What the exercise asks:
Set out every line bearing the string "this".

Entries shown start

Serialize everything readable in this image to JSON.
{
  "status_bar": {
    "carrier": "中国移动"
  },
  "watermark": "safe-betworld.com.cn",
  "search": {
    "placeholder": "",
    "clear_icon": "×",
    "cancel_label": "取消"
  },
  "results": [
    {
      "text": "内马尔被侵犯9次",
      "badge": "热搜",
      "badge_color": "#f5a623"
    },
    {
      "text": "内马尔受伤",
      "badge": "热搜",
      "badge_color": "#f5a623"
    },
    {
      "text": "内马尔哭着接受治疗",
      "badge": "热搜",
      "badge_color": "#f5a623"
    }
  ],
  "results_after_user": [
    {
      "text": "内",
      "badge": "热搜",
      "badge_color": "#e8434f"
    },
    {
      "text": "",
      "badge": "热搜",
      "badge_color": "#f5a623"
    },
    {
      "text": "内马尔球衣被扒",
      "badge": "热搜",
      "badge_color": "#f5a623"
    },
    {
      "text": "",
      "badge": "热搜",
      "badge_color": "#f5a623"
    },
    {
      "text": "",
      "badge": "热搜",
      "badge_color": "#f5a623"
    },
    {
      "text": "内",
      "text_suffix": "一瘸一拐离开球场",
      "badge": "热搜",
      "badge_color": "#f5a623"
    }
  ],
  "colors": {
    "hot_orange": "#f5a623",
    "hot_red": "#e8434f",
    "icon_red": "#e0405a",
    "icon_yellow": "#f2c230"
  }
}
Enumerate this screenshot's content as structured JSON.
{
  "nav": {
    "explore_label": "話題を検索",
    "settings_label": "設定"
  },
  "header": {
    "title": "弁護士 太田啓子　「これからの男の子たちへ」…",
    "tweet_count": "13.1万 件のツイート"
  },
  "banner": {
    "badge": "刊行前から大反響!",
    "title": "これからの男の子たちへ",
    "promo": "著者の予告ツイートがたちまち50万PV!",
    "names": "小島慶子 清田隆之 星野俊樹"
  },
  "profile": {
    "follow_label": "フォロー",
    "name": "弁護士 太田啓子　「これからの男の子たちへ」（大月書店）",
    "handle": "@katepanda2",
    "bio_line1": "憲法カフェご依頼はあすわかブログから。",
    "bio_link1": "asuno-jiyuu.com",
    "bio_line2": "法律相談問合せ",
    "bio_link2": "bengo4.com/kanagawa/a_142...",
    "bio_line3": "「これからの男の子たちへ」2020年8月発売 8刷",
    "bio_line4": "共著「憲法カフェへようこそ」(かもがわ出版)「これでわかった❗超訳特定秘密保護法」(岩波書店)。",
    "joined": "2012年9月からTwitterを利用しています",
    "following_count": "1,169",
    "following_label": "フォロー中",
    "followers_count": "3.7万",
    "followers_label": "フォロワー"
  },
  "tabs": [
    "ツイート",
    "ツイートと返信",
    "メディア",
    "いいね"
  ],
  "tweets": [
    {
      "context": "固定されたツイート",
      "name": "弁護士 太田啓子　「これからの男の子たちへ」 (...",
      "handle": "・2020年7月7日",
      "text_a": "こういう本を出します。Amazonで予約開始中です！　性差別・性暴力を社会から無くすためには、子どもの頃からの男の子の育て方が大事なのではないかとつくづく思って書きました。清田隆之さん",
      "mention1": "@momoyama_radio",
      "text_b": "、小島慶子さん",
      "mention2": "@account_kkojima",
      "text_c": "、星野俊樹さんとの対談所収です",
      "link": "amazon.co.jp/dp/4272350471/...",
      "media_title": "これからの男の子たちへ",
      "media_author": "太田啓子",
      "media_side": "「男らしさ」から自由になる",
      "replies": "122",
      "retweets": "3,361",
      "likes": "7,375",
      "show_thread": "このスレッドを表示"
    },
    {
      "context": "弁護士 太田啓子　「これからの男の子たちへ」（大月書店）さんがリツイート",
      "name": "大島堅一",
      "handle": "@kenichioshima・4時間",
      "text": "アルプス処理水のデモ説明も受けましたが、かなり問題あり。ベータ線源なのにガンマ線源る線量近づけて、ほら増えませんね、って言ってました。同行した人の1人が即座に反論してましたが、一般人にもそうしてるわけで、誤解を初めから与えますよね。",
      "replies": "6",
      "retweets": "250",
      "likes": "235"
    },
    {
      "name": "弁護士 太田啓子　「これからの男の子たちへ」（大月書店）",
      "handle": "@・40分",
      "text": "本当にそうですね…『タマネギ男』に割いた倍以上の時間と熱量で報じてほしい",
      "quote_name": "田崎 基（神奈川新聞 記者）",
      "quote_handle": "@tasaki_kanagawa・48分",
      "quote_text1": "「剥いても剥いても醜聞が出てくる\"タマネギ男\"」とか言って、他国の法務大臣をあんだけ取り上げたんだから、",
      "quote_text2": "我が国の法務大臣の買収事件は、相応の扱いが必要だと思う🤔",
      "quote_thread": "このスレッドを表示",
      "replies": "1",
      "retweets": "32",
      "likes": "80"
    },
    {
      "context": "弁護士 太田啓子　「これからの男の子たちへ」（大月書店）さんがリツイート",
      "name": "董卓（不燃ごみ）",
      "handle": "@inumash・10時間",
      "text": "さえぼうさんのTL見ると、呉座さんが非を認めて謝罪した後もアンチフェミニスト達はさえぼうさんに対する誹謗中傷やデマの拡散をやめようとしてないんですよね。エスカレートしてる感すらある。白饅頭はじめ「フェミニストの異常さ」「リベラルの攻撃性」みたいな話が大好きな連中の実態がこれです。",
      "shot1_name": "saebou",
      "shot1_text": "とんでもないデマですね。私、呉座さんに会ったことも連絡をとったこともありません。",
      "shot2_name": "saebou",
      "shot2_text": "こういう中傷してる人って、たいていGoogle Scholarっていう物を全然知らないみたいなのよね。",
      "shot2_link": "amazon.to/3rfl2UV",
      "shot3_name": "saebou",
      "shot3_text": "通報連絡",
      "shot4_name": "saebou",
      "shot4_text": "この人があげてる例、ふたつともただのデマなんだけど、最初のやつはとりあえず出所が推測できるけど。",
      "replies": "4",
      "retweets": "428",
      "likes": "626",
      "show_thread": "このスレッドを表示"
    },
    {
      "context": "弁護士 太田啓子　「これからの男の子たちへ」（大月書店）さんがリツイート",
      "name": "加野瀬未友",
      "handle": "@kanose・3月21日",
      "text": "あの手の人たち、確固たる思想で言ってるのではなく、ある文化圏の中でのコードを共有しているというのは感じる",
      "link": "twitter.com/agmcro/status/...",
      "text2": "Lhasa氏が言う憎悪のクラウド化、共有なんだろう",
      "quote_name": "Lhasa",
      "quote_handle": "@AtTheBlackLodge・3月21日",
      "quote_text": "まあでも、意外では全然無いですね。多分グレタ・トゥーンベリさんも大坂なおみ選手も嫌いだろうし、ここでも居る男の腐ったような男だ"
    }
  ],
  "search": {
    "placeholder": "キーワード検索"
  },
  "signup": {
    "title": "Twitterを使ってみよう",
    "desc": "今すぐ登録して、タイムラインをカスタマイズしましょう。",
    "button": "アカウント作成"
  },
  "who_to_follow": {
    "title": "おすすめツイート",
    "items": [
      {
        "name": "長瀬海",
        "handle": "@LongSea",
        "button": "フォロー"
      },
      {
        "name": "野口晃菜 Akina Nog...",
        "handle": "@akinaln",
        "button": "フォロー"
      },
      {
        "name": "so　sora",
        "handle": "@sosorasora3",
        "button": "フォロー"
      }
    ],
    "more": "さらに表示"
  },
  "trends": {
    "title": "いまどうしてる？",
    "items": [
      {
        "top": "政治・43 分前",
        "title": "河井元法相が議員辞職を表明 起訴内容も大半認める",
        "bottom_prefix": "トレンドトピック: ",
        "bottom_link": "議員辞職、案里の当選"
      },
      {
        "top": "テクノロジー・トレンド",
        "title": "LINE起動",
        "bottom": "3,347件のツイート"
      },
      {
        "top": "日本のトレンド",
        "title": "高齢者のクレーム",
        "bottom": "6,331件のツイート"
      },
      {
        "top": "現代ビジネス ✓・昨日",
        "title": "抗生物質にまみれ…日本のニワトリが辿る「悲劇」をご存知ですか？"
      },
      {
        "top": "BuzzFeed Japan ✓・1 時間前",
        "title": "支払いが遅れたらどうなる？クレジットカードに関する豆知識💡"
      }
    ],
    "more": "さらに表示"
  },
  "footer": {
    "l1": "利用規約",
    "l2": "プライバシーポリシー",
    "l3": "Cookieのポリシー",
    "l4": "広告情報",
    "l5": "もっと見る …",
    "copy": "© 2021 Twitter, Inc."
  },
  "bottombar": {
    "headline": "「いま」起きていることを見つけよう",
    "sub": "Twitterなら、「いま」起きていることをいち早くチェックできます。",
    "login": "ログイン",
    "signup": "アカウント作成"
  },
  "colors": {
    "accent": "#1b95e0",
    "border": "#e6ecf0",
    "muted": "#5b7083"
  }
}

Entries shown end

Written response:
Serialize everything readable in this image to JSON.
Enumerate this screenshot's content as structured JSON.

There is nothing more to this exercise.